-- Begin --

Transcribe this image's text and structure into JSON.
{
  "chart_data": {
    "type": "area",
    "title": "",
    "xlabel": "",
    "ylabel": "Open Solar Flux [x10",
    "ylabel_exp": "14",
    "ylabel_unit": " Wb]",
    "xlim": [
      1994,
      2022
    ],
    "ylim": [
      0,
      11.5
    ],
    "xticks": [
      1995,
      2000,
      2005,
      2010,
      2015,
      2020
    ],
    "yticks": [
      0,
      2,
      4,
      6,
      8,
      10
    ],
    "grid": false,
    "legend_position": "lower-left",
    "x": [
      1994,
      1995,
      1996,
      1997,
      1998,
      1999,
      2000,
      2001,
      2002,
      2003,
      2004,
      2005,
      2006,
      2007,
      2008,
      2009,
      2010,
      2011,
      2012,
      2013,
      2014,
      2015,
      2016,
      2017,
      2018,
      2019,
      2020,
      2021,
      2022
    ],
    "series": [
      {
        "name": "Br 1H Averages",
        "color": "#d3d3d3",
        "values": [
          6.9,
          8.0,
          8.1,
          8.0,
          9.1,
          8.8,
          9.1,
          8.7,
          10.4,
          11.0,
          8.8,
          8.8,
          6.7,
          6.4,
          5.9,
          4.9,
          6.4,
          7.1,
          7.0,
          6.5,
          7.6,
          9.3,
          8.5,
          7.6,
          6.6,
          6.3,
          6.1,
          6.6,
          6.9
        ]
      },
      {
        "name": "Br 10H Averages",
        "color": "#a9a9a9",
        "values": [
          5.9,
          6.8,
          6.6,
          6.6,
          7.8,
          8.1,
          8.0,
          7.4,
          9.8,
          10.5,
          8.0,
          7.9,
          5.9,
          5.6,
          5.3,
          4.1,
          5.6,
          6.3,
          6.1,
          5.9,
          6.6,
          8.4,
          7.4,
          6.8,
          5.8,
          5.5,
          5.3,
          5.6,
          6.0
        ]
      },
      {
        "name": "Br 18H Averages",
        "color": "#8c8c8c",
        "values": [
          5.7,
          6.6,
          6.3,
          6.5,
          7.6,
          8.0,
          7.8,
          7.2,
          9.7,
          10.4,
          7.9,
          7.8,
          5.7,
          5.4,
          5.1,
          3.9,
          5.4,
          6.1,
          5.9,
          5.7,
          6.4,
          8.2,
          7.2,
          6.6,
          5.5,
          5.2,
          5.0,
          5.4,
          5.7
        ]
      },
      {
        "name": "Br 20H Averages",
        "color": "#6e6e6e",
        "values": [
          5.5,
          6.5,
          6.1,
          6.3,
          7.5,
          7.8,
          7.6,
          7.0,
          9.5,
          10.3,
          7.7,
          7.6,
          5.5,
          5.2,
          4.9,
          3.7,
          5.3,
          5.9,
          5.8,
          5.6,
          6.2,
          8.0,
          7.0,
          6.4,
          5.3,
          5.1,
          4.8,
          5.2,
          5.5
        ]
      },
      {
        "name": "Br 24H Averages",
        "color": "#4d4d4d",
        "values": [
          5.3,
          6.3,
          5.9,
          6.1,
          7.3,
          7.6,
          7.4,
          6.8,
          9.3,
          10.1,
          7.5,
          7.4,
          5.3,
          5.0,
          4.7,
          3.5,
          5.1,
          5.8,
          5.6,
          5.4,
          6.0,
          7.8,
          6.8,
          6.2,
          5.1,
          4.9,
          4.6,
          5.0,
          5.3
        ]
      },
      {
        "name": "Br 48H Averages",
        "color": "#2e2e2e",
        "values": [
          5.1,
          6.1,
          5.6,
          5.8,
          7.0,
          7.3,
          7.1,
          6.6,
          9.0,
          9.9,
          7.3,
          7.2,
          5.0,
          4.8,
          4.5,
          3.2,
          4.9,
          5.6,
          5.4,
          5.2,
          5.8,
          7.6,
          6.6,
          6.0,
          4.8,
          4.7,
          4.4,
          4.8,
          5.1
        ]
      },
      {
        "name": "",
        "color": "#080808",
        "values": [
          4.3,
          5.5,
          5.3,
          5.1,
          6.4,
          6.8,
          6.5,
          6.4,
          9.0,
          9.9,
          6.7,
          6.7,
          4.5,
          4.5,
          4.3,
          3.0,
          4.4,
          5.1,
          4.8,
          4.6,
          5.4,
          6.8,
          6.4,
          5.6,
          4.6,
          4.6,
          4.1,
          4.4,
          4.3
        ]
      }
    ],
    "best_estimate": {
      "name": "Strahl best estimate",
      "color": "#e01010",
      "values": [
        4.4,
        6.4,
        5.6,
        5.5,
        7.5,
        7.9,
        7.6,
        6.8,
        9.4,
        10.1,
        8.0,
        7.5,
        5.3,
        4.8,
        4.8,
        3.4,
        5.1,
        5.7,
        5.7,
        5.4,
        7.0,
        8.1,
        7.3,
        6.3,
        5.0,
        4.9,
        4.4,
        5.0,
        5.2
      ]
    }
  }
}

-- End --

● What the task requires: Go through the records above and copy every line with the word "Averages".

● Response to the exercise:
        "name": "Br 1H Averages",
        "name": "Br 10H Averages",
        "name": "Br 18H Averages",
        "name": "Br 20H Averages",
        "name": "Br 24H Averages",
        "name": "Br 48H Averages",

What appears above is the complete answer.